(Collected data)
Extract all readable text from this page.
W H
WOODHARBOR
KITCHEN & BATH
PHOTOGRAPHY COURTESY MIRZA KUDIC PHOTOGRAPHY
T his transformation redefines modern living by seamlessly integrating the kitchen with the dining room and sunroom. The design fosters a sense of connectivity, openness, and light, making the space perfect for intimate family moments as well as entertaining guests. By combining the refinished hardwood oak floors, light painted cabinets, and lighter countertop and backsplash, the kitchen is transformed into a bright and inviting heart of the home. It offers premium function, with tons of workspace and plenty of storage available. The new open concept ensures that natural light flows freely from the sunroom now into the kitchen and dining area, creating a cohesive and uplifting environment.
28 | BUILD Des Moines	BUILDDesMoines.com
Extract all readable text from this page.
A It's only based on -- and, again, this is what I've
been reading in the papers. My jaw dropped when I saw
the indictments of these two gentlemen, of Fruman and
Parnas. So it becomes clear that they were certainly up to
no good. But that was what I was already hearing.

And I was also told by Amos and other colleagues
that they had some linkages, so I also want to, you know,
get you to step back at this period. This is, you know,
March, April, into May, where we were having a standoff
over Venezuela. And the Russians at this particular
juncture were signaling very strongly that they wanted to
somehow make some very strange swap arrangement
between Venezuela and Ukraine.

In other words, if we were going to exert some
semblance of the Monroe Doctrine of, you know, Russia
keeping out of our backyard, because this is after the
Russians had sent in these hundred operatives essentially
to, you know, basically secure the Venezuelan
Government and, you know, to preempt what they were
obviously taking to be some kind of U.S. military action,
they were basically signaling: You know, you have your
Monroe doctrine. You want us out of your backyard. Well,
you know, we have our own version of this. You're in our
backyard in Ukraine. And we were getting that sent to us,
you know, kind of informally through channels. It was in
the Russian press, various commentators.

§ Written exercise
Every record above must be duplicated exactly.

§ Task solution
Extract all readable text from this page.
W H
WOODHARBOR
KITCHEN & BATH
PHOTOGRAPHY COURTESY MIRZA KUDIC PHOTOGRAPHY
T his transformation redefines modern living by seamlessly integrating the kitchen with the dining room and sunroom. The design fosters a sense of connectivity, openness, and light, making the space perfect for intimate family moments as well as entertaining guests. By combining the refinished hardwood oak floors, light painted cabinets, and lighter countertop and backsplash, the kitchen is transformed into a bright and inviting heart of the home. It offers premium function, with tons of workspace and plenty of storage available. The new open concept ensures that natural light flows freely from the sunroom now into the kitchen and dining area, creating a cohesive and uplifting environment.
28 | BUILD Des Moines	BUILDDesMoines.com
Extract all readable text from this page.
A It's only based on -- and, again, this is what I've
been reading in the papers. My jaw dropped when I saw
the indictments of these two gentlemen, of Fruman and
Parnas. So it becomes clear that they were certainly up to
no good. But that was what I was already hearing.

And I was also told by Amos and other colleagues
that they had some linkages, so I also want to, you know,
get you to step back at this period. This is, you know,
March, April, into May, where we were having a standoff
over Venezuela. And the Russians at this particular
juncture were signaling very strongly that they wanted to
somehow make some very strange swap arrangement
between Venezuela and Ukraine.

In other words, if we were going to exert some
semblance of the Monroe Doctrine of, you know, Russia
keeping out of our backyard, because this is after the
Russians had sent in these hundred operatives essentially
to, you know, basically secure the Venezuelan
Government and, you know, to preempt what they were
obviously taking to be some kind of U.S. military action,
they were basically signaling: You know, you have your
Monroe doctrine. You want us out of your backyard. Well,
you know, we have our own version of this. You're in our
backyard in Ukraine. And we were getting that sent to us,
you know, kind of informally through channels. It was in
the Russian press, various commentators.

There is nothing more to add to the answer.